Il secondo episodio riguarda alcune lezioni di teatro in un Istituto superiore di Belle Arti di Parigi. Al momento della foto di gruppo, l’insegnante chiede a una ragazza di legarsi i capelli in una coda «dal momento che la sua magnifica sontuosa chioma afro espandendosi in orizzontale copriva completamente i volti dei compagni alla sua destra e sinistra». L’intera classe si rivolta, denunciando la manifestazione di razzismo. La preside obbliga l’insegnante a scrivere una lettera di dimissioni o a licenziarsi.
Il terzo episodio riguarda una famosa femminista che «sostiene la libertà delle donne islamiche di non portare il velo. Attenzione: non. Di portarlo, liberissime, e di non portarlo, altrettanto libere». La sinistra la accusa di islamofobia, di essere di destra, di essersi venduta. e la polemica che ne scaturisce provoca l’assegnazione di una scorta alla femminista. Tra il femminismo e l’islamofilia la sinistra sceglie l’islamismo, perché caratterizzato da un maggiore odio verso l’Occidente.

#### Righe mostrate:
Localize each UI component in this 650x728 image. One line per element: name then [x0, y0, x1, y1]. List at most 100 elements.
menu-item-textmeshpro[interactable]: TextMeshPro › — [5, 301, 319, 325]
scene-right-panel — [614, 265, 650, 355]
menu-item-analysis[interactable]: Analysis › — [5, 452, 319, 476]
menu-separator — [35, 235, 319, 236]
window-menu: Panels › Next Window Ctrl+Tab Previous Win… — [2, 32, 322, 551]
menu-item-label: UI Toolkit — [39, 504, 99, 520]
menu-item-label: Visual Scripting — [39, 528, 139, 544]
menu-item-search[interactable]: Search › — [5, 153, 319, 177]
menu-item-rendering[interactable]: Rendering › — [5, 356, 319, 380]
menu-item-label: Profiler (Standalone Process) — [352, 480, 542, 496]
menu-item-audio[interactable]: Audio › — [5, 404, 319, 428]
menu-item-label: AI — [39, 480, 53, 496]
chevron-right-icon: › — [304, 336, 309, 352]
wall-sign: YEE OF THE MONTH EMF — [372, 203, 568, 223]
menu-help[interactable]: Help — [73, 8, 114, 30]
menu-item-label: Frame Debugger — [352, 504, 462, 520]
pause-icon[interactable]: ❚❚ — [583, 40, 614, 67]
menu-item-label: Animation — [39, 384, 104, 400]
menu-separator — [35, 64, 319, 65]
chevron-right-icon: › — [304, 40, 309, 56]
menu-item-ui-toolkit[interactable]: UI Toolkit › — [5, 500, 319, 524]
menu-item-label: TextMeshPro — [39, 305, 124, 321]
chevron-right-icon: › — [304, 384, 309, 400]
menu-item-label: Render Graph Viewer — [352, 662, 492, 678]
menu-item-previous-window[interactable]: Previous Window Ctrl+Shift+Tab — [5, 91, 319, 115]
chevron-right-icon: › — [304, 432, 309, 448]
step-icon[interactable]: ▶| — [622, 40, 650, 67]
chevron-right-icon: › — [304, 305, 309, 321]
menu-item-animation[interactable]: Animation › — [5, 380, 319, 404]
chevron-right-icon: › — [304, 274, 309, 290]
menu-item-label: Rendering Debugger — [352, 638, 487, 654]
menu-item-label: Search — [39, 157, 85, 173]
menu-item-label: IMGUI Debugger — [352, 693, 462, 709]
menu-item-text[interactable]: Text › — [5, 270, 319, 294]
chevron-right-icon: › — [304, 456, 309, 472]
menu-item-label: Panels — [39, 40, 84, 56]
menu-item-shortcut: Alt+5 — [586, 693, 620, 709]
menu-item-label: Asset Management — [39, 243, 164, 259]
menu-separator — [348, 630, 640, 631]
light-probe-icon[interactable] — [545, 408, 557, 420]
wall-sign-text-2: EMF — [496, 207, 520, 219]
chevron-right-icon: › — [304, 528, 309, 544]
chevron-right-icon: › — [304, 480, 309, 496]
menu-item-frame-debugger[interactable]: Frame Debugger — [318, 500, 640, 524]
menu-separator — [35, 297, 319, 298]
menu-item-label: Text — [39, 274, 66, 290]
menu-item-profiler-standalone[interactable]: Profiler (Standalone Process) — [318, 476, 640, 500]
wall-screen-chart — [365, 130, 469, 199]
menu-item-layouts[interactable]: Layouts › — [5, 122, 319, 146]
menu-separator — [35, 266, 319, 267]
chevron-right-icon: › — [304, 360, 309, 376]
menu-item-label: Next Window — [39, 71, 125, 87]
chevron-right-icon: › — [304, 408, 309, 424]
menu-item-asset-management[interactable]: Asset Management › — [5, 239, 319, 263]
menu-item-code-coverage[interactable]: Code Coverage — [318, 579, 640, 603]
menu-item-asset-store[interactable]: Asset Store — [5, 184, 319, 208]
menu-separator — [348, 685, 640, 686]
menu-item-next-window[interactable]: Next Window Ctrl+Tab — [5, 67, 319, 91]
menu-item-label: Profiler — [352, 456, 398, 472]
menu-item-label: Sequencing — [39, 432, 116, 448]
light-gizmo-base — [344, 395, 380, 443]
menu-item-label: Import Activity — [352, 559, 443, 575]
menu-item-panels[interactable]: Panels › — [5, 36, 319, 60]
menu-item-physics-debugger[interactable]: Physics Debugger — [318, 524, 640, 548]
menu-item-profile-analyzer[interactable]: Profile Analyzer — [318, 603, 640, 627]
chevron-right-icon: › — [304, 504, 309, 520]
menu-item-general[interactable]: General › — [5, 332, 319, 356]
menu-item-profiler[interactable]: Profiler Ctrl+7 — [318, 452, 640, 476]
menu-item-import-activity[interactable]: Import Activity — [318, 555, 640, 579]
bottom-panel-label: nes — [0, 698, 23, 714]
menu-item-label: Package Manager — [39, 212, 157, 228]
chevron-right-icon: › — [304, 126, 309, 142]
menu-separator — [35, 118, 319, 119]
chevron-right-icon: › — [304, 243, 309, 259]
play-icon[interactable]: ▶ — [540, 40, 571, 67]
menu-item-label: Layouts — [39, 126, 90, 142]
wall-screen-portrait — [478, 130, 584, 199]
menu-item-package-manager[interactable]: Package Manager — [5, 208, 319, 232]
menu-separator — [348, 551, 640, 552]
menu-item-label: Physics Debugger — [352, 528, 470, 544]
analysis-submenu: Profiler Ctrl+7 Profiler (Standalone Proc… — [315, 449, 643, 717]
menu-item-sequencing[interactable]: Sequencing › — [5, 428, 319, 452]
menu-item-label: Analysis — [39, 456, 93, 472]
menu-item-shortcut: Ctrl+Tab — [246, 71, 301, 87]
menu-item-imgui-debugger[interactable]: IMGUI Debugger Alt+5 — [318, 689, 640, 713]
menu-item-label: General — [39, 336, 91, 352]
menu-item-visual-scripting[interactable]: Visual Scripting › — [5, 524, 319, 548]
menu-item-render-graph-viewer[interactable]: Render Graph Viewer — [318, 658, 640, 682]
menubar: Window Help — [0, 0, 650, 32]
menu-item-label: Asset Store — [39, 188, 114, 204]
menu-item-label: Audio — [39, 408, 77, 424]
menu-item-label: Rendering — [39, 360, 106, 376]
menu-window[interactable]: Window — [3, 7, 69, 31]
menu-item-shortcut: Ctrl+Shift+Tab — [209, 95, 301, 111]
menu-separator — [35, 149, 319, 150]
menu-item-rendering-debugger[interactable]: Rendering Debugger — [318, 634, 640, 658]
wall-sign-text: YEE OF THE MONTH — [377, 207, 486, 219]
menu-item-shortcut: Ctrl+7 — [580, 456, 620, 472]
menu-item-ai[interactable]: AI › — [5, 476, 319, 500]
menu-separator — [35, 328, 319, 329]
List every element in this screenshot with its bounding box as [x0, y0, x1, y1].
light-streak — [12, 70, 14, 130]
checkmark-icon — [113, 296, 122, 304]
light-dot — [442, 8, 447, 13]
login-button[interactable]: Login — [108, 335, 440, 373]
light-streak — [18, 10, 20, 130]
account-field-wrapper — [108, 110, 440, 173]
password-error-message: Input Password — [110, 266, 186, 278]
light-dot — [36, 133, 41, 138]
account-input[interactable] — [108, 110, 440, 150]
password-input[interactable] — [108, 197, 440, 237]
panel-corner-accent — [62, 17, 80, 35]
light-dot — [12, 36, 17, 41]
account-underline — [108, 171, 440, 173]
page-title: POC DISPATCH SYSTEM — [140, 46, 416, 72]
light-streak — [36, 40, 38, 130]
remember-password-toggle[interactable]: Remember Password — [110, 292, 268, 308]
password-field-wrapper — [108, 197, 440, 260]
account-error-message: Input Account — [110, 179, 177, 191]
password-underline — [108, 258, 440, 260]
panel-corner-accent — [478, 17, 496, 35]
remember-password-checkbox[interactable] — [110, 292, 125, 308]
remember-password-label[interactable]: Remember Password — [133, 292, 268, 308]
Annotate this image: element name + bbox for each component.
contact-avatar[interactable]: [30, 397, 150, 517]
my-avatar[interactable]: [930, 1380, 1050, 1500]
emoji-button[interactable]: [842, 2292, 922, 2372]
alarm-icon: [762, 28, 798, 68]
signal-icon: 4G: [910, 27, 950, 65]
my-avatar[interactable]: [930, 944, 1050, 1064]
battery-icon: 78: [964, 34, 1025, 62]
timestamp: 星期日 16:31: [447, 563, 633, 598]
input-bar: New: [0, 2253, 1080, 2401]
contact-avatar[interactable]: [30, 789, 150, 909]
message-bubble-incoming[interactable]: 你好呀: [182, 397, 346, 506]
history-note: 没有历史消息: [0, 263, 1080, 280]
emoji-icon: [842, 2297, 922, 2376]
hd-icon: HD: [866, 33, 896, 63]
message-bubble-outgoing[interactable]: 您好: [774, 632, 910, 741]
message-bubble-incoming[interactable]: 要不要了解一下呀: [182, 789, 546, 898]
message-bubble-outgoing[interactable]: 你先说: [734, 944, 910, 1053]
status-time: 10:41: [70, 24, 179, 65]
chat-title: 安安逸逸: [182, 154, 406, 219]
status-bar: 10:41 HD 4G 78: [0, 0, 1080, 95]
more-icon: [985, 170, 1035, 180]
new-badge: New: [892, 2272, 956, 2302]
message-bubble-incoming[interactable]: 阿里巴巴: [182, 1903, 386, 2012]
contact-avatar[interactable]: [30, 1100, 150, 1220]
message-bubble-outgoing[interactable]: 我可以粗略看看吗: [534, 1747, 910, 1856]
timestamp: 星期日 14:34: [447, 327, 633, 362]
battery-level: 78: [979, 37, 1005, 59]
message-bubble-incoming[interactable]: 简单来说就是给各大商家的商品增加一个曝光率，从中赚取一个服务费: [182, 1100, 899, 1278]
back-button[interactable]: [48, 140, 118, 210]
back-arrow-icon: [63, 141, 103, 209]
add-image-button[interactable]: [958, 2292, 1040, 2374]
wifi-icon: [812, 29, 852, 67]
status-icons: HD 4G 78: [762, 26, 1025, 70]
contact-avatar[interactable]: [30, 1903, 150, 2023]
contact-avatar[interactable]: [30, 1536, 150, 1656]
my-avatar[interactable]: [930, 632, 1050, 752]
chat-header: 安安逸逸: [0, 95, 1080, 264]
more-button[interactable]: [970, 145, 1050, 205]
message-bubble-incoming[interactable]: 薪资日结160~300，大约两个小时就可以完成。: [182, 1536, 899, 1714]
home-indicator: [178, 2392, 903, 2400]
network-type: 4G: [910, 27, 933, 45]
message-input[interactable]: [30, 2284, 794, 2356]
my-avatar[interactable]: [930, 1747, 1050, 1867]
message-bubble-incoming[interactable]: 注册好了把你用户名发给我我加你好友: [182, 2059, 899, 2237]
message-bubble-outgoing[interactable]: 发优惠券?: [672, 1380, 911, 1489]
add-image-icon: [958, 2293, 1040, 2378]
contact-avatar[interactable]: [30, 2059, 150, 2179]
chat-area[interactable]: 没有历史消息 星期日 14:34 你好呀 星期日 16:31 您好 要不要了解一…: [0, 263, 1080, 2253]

#### Le tue istruzioni:
Estrai parola per parola dal testo della pagina il passo che comincia con «Il secondo episodio» e prosegue fino a «o a licenziarsi.».

#### Risultato:
Il secondo episodio riguarda alcune lezioni di teatro in un Istituto superiore di Belle Arti di Parigi. Al momento della foto di gruppo, l’insegnante chiede a una ragazza di legarsi i capelli in una coda «dal momento che la sua magnifica sontuosa chioma afro espandendosi in orizzontale copriva completamente i volti dei compagni alla sua destra e sinistra». L’intera classe si rivolta, denunciando la manifestazione di razzismo. La preside obbliga l’insegnante a scrivere una lettera di dimissioni o a licenziarsi.